For each line below that contains the string "Sändare", copy that line.

** Begin **

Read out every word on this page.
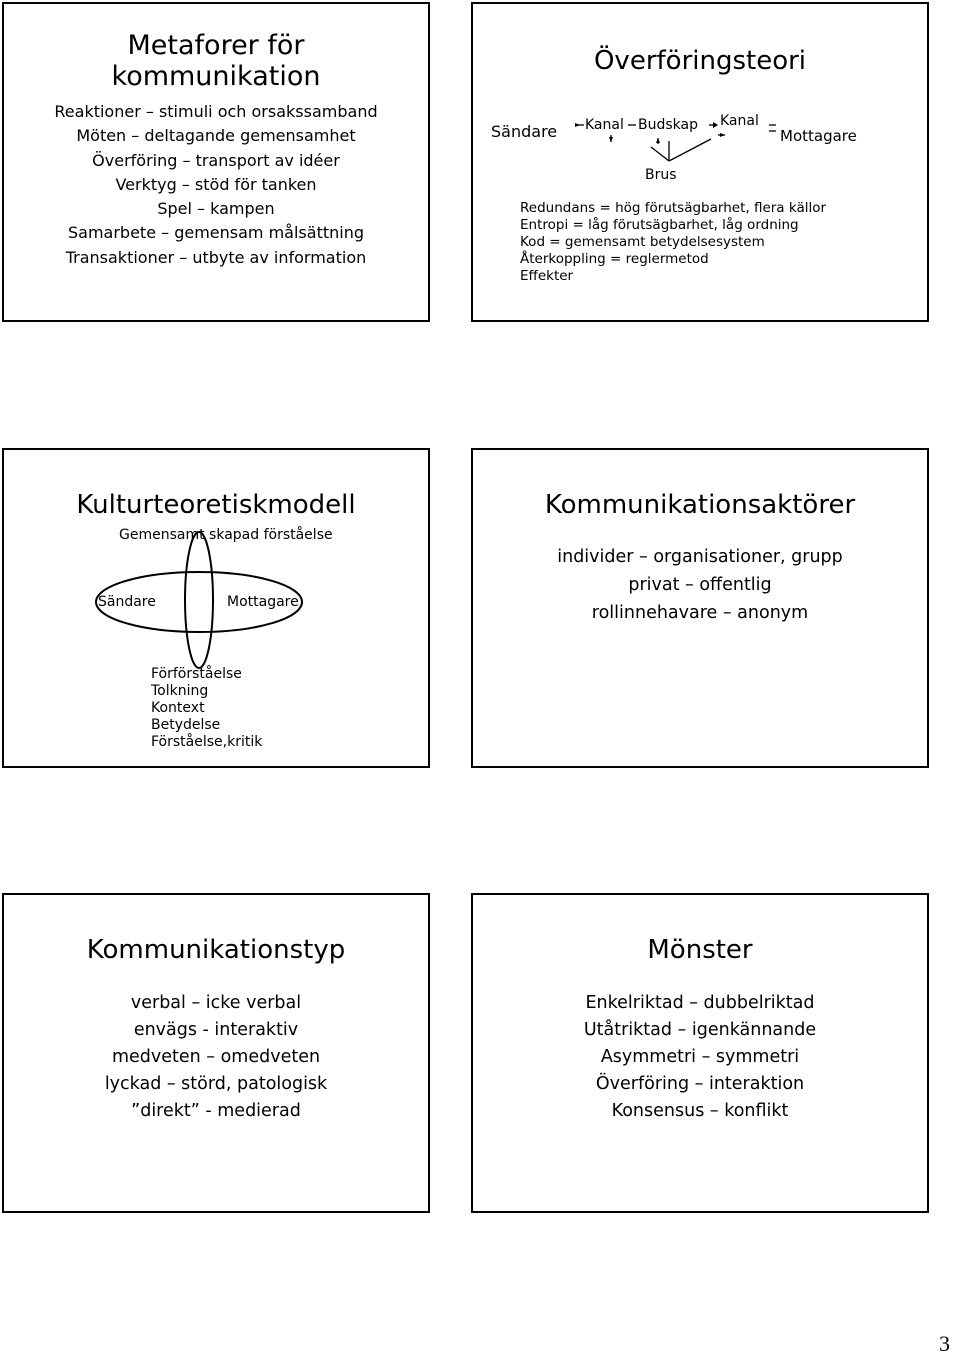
Metaforer för
kommunikation
Reaktioner – stimuli och orsakssamband
Möten – deltagande gemensamhet
Överföring – transport av idéer
Verktyg – stöd för tanken
Spel – kampen
Samarbete – gemensam målsättning
Transaktioner – utbyte av information
Överföringsteori
Sändare Kanal Budskap Kanal
Mottagare
Brus
Redundans = hög förutsägbarhet, flera källor
Entropi = låg förutsägbarhet, låg ordning
Kod = gemensamt betydelsesystem
Återkoppling = reglermetod
Effekter
Kulturteoretiskmodell
Gemensamt skapad förståelse
Sändare	Mottagare
Förförståelse
Tolkning
Kontext
Betydelse
Förståelse,kritik
Kommunikationsaktörer
individer – organisationer, grupp
privat – offentlig
rollinnehavare – anonym
Kommunikationstyp
verbal – icke verbal
envägs - interaktiv
medveten – omedveten
lyckad – störd, patologisk
”direkt” - medierad
Mönster
Enkelriktad – dubbelriktad
Utåtriktad – igenkännande
Asymmetri – symmetri
Överföring – interaktion
Konsensus – konflikt
3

** End **

Solution below.
Sändare Kanal Budskap Kanal
Sändare	Mottagare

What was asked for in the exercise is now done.